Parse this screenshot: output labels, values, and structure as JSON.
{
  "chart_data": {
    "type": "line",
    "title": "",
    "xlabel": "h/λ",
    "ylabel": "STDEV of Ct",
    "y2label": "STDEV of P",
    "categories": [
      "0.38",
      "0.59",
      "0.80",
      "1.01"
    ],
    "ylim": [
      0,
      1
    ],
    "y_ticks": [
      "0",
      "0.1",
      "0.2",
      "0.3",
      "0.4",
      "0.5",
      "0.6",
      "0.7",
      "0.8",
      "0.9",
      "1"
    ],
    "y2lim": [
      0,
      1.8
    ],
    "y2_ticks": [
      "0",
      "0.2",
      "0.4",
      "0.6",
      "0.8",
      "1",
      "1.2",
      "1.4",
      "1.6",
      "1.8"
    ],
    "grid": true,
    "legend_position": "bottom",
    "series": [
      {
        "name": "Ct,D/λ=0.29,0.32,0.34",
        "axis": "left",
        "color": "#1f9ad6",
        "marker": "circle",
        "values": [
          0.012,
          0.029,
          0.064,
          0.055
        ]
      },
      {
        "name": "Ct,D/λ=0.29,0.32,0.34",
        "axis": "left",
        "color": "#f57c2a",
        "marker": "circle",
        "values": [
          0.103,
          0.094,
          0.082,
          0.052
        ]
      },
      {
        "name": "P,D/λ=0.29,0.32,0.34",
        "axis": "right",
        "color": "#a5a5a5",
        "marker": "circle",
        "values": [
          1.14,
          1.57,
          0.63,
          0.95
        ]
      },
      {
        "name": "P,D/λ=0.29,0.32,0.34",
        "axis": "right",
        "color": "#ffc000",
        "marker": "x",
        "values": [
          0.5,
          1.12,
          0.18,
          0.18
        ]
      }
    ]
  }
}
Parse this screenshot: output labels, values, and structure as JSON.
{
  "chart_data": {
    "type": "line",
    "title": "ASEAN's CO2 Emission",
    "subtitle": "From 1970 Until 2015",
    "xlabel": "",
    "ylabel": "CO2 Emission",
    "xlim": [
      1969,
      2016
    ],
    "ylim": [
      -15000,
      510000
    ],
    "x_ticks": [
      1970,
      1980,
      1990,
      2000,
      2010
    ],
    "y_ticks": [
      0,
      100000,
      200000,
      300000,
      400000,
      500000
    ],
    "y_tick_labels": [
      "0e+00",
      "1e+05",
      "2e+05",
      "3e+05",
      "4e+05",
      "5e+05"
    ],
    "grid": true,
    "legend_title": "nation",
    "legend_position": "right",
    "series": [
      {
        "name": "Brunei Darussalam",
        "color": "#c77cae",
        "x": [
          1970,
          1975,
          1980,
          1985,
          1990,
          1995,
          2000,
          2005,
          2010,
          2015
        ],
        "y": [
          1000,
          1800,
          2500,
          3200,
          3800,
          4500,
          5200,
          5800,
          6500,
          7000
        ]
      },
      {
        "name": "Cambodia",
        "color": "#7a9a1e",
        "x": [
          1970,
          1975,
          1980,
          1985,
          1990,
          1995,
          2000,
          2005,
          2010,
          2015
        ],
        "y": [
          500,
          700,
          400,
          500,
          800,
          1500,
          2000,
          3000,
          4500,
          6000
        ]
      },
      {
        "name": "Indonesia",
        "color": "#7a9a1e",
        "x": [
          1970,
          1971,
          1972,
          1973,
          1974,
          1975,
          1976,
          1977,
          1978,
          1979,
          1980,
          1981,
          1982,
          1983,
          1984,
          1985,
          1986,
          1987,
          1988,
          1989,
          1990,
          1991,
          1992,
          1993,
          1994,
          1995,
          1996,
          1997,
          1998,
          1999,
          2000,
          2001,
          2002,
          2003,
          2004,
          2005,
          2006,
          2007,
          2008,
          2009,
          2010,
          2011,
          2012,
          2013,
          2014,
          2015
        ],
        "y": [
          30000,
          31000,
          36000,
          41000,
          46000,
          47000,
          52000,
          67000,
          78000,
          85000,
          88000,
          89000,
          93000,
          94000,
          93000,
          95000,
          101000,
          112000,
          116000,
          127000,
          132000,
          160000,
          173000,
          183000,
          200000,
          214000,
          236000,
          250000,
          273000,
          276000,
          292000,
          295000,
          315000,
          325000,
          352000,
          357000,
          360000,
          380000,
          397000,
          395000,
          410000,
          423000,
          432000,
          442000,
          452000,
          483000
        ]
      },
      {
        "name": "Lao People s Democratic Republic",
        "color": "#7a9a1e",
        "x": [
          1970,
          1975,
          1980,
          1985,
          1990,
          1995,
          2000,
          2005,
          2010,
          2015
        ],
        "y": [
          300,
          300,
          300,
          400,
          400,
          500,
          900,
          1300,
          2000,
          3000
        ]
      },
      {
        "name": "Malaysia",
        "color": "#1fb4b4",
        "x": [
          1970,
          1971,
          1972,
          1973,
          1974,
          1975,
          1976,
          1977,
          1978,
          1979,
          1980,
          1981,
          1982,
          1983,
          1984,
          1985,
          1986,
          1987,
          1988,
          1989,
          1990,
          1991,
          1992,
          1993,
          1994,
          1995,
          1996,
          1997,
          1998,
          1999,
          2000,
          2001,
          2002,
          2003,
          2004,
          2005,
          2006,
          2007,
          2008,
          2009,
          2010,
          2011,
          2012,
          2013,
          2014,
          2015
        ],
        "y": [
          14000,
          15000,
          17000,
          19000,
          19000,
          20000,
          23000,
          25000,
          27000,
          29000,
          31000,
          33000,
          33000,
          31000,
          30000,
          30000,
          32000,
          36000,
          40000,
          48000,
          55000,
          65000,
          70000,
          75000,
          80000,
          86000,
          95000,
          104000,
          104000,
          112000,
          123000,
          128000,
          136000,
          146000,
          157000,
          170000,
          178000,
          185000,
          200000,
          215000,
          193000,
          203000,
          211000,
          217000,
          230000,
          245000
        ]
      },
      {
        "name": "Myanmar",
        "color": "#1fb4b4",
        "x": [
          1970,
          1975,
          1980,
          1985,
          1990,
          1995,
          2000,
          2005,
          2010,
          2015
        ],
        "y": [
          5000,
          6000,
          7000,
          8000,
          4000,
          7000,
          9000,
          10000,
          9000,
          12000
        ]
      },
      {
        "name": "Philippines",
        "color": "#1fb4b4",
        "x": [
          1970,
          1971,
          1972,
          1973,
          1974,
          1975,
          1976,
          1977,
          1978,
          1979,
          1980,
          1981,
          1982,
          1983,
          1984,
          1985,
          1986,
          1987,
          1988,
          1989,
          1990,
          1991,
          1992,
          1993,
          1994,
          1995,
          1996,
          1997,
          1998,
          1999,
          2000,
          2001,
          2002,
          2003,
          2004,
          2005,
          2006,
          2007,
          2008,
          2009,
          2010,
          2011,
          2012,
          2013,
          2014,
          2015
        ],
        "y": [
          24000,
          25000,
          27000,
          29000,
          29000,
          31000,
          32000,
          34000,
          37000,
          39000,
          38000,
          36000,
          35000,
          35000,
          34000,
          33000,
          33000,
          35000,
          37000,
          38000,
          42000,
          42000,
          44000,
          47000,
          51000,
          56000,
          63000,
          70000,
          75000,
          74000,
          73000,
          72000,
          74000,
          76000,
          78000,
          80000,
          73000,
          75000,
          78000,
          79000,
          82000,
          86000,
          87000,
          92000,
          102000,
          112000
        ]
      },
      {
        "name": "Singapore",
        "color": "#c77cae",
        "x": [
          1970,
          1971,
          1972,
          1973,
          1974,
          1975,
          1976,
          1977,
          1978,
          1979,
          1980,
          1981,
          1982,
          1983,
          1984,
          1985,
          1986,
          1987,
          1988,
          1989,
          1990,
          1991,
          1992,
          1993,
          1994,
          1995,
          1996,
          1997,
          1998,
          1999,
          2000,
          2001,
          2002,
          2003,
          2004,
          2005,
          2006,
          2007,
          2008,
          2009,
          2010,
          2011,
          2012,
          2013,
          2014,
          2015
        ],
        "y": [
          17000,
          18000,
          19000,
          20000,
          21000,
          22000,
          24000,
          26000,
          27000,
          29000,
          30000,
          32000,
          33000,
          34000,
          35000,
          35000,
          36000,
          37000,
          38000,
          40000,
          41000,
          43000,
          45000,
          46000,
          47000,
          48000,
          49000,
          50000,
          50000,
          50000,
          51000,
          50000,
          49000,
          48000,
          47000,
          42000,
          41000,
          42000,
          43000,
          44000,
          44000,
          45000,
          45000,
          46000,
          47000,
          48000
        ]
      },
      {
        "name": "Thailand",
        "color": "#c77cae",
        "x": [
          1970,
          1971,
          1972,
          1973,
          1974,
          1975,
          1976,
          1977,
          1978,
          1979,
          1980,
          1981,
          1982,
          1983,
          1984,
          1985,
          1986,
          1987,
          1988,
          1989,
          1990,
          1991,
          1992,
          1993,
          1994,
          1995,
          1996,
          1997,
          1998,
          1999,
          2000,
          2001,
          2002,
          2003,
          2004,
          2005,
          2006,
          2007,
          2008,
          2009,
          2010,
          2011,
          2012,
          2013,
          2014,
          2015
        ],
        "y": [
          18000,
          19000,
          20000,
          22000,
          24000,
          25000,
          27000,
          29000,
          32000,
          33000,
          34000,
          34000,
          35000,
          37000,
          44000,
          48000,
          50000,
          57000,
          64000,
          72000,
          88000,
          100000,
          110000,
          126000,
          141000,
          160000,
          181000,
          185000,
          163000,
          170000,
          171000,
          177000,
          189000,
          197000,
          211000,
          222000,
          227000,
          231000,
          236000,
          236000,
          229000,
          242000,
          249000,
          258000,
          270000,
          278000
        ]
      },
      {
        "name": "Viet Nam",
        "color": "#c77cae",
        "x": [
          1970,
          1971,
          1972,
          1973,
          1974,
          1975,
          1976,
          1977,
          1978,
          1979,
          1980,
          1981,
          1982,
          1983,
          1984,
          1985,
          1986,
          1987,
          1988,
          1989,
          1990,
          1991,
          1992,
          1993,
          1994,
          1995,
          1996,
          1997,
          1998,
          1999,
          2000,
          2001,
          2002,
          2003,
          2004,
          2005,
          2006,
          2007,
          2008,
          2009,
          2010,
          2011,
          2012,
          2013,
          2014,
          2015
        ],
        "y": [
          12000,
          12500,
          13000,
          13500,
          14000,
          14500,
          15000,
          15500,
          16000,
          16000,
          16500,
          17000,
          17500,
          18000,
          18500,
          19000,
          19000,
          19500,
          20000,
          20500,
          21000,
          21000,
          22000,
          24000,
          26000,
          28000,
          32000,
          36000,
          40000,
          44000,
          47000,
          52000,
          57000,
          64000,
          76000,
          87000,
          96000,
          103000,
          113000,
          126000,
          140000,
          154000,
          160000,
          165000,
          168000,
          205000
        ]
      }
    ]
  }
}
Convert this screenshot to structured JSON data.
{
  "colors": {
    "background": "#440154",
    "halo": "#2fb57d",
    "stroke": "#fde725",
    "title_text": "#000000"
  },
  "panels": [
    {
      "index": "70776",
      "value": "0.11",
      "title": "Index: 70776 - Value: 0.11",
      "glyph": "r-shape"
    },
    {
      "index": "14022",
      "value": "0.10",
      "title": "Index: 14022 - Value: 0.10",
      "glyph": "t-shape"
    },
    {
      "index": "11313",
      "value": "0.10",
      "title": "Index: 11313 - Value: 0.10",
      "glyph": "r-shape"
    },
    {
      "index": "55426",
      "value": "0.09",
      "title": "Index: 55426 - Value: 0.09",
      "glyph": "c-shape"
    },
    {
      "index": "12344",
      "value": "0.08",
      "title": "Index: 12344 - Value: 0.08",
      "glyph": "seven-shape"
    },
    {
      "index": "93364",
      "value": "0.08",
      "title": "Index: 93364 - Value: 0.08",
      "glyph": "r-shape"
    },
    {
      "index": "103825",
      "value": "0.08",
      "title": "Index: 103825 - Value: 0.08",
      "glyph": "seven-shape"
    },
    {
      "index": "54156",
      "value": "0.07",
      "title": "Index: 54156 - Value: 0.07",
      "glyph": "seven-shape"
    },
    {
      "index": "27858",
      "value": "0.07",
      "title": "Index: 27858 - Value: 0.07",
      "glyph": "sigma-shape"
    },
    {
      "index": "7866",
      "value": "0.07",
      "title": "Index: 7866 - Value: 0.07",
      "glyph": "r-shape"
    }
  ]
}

WHAT TO WORK ON :: Copy and report every line where the word "Emission" is present.

EXERCISE RESULT ::
    "title": "ASEAN's CO2 Emission",
    "ylabel": "CO2 Emission",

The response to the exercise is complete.